-- TEXT SECTION follows --

I also find a check valve to be needed in case of a power outage, the sand is not sucked back toward the pump and lodged in that pipe.








just in case of a pump surge, I use filter socks on the outflow, this captures and errant sand.


----------



## KaiserSousay (Nov 2, 2008)

Hey DuaneS..where did you get the clear tube??? Looks large, 3-4"??
Have to assume you are tapping into main sump pump for water source.
Your bbl. sump looks"plumbing intensive"  
Cool idea, never thought of using a bbl. :thumb:


----------



## duaneS (Aug 31, 2006)

It was very easy to build, and not terribly expensive (less than $80) for its size. I bought 8"diameter clear PVC from a local pipe distributor, at around $12 per ft. about 10 years ago. Used an 8" PVC cap, valves and smaller PVC from a chain hardware store. The plans came from the magazine FAMA, sorry can't recall the issue, and were slightly modified. 
The main pump is a Mag drive 2400 and is located in the barrel and feeds 4 tanks (2 X 100, a 60 and a 40 gal). 
You could probably use white PVC for the column and look down from the top to see if it was working, but I thought the extra expense was worth piece of mind.


----------



## Jakemonaghan90 (Nov 30, 2008)

A store in my area sells clear tubing like that by the foot. Ill certainly invest in that, I feel that it will be well worth the money .

My plans are much more simple than that...


----------



## duaneS (Aug 31, 2006)

-- TEXT SECTION concluded --
-- ENTRIES SUPPLIED follows --

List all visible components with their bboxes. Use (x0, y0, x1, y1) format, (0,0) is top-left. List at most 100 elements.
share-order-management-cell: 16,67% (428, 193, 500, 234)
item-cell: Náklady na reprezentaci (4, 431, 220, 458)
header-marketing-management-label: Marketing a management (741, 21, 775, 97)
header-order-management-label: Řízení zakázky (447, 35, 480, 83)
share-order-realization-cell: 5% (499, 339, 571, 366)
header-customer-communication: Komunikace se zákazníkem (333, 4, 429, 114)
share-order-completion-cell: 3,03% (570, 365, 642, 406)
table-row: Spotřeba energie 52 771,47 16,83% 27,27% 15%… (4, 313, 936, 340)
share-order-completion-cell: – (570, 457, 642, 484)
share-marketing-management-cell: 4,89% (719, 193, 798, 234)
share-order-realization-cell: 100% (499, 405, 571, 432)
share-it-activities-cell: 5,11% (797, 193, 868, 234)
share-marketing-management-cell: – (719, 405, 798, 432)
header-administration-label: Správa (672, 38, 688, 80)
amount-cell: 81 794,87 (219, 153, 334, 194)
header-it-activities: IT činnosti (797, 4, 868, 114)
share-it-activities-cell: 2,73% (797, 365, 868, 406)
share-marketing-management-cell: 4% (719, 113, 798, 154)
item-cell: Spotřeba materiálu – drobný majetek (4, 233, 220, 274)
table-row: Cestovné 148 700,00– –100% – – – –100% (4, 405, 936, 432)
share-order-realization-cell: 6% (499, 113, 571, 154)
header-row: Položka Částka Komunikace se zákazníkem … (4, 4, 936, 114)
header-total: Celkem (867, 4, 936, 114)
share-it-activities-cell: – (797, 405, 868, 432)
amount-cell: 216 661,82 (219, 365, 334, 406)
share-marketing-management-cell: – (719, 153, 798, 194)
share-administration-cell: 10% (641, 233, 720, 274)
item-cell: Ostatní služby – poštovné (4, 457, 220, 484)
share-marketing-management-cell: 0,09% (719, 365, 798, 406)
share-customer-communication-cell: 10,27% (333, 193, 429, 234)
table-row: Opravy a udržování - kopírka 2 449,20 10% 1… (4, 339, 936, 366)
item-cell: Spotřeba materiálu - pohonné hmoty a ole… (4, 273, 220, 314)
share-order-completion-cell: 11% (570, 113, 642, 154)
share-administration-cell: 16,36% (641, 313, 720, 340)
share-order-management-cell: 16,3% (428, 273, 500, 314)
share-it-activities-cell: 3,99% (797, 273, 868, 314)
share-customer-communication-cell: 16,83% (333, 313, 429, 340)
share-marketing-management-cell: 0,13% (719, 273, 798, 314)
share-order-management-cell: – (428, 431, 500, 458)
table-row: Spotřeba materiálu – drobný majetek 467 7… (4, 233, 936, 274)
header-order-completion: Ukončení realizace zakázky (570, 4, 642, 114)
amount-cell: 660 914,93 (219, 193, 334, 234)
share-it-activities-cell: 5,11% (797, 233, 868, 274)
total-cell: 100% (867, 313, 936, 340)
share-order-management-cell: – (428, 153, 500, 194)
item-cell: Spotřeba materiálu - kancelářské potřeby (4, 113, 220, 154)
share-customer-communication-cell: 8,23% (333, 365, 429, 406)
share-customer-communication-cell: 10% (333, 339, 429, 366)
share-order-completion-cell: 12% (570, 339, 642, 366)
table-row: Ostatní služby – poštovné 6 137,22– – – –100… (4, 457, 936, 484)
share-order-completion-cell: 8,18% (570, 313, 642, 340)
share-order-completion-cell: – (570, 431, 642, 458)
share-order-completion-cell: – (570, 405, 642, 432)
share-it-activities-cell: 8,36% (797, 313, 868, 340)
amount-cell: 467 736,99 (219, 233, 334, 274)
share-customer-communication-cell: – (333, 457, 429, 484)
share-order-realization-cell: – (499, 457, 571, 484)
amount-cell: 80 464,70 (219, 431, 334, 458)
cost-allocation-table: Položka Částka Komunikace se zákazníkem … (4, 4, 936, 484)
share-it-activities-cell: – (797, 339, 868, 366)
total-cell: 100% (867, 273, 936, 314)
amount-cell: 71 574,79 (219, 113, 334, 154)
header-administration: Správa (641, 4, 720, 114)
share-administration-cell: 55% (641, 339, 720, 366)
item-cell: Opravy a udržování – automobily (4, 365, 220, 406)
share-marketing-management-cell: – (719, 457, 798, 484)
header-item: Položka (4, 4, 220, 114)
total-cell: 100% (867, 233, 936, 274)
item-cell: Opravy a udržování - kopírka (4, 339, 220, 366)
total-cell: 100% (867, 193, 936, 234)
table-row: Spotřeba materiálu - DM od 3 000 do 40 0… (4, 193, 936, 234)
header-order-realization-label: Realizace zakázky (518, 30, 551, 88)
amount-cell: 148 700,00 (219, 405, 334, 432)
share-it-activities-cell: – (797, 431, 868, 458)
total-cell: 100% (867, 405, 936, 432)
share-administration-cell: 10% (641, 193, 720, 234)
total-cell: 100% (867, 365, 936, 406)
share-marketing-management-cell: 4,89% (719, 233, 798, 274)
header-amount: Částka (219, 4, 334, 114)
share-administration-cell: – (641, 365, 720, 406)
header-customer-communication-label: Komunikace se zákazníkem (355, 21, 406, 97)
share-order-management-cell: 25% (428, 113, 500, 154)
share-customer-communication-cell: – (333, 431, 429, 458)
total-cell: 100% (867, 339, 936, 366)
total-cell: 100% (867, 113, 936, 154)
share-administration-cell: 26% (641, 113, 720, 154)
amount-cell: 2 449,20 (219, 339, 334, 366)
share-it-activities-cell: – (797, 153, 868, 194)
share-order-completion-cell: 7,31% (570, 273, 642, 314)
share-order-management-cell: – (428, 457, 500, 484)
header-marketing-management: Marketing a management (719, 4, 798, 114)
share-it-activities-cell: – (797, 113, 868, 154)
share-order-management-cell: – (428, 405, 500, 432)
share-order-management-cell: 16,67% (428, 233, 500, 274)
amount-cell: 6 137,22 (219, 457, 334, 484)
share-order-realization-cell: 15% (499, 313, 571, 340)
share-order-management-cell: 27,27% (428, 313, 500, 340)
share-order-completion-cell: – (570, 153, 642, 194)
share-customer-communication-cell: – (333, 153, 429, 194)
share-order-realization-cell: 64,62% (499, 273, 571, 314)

-- ENTRIES SUPPLIED concluded --

== WORK REQUEST A ==
In the barrel sump thread above, reproduce the passage word for word, beginning at the words "It was very" and stopping after the words "and a 40 gal).".
== WORK REQUEST B ==
According to the barrel sump thread above, what is the main pump located in the barrel, and how many tanks does it feed?

== WRITTEN ANSWER A ==
It was very easy to build, and not terribly expensive (less than $80) for its size. I bought 8"diameter clear PVC from a local pipe distributor, at around $12 per ft. about 10 years ago. Used an 8" PVC cap, valves and smaller PVC from a chain hardware store. The plans came from the magazine FAMA, sorry can't recall the issue, and were slightly modified. 
The main pump is a Mag drive 2400 and is located in the barrel and feeds 4 tanks (2 X 100, a 60 and a 40 gal).

== WRITTEN ANSWER B ==
It is a Mag drive 2400, and it feeds four tanks: two 100-gallon tanks, a 60-gallon tank and a 40-gallon tank.